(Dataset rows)
= = = = =

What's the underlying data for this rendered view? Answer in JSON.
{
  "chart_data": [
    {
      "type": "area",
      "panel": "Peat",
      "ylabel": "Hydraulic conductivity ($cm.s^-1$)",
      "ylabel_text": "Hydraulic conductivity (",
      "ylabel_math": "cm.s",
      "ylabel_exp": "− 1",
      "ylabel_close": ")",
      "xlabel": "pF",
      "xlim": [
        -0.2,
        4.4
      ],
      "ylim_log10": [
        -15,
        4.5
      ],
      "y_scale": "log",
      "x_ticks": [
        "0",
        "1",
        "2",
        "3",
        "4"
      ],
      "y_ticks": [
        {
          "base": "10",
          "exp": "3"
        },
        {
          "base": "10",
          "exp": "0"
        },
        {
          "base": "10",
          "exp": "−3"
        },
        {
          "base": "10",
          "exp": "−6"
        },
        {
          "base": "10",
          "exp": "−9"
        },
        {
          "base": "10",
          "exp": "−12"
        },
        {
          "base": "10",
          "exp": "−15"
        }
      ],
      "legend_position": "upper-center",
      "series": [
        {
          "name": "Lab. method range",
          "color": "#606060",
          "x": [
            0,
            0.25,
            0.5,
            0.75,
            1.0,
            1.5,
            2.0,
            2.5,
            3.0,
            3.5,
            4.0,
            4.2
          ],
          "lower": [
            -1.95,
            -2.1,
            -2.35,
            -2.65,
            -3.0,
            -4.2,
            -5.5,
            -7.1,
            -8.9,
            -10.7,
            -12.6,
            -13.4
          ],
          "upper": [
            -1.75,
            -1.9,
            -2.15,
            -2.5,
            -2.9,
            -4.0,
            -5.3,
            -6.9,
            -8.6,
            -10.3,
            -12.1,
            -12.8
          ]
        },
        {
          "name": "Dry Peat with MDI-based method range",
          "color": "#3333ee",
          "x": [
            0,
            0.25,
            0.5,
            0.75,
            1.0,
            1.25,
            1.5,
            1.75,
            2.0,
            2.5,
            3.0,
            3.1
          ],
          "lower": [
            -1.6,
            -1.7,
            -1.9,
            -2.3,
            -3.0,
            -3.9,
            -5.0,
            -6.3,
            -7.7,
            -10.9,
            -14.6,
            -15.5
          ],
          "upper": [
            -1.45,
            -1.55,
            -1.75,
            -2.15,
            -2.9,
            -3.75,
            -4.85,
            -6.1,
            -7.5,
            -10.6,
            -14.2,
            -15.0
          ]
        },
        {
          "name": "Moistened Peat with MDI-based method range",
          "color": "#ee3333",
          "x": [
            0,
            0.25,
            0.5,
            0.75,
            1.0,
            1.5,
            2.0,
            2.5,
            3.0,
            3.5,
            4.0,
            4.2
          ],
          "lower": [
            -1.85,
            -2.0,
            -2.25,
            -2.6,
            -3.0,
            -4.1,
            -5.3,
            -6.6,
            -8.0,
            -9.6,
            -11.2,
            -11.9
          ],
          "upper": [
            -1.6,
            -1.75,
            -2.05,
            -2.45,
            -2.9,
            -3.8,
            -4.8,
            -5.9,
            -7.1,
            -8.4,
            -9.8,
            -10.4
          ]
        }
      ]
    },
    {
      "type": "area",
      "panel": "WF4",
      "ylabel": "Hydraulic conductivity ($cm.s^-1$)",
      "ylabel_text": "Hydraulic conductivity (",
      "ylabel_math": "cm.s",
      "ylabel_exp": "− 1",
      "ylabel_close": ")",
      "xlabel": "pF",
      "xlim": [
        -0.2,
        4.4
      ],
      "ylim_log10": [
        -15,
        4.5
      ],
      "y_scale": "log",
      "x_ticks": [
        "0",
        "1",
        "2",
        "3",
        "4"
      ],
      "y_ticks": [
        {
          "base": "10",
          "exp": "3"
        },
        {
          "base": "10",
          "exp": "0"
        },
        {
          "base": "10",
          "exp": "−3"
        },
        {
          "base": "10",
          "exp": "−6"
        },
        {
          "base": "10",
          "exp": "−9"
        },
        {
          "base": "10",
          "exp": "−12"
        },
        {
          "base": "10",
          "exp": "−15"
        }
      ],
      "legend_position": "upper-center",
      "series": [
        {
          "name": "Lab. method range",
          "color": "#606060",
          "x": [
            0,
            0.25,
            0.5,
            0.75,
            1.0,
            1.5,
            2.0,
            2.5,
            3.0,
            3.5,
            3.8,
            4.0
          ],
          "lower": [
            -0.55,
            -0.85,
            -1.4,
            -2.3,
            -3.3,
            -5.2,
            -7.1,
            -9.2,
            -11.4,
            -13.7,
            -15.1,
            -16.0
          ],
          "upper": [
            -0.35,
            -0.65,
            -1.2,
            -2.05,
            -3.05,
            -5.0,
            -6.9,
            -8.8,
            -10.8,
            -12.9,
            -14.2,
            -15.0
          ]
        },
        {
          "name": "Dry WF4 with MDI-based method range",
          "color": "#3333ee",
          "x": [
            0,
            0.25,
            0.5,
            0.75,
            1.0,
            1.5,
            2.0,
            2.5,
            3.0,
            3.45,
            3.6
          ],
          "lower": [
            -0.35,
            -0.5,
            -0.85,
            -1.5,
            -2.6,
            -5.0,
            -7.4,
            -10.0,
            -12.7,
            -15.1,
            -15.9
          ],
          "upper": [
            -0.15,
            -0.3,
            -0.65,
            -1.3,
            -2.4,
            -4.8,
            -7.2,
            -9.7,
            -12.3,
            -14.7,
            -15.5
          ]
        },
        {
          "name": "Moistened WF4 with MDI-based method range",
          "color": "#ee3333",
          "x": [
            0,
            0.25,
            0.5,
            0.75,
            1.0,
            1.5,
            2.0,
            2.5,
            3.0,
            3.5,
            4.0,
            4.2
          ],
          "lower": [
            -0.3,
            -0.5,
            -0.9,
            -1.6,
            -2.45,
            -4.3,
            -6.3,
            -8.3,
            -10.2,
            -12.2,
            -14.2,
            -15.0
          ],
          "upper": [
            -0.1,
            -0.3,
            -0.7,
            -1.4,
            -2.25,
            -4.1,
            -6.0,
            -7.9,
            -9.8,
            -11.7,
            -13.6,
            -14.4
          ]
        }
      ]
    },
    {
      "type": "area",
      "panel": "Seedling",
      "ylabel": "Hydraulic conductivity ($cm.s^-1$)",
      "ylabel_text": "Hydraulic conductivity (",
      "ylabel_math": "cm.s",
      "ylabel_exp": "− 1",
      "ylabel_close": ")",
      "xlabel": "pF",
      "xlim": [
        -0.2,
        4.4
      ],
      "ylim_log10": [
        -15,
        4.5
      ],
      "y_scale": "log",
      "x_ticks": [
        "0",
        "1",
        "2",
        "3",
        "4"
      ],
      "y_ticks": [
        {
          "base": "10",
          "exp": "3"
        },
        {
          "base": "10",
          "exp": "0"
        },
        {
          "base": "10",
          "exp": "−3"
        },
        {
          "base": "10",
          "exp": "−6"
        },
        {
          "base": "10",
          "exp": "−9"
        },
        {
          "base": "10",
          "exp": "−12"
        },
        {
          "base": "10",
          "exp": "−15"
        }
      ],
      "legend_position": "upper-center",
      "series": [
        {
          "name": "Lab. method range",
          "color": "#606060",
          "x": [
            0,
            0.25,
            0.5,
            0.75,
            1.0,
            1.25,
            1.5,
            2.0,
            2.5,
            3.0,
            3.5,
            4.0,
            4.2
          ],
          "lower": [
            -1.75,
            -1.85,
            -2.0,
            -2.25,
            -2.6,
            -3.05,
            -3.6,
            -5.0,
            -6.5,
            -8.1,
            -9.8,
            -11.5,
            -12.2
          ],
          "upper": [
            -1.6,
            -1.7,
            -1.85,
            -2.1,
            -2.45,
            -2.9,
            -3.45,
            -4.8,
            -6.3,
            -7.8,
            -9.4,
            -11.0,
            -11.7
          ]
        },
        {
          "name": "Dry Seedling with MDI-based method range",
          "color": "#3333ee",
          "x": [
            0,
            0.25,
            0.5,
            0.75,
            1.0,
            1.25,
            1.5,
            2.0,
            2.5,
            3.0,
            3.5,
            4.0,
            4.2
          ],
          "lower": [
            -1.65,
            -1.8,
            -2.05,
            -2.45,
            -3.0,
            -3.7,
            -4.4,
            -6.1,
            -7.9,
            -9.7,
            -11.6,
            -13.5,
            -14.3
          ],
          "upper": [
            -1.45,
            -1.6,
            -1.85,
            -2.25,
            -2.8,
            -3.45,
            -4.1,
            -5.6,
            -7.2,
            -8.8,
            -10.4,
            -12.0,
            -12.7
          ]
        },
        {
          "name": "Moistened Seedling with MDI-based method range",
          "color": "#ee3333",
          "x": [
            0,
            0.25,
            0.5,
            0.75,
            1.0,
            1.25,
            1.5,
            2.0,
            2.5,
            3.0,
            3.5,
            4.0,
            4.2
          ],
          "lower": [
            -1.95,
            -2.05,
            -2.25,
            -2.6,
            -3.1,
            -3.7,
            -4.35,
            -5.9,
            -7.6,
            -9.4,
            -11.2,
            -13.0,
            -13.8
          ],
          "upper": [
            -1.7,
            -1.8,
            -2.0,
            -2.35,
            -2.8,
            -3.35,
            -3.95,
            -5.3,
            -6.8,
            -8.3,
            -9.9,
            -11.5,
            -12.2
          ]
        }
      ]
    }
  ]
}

= = = = =

Say, as a single number and nothing more, how many lines of the entries contain the word "range".

9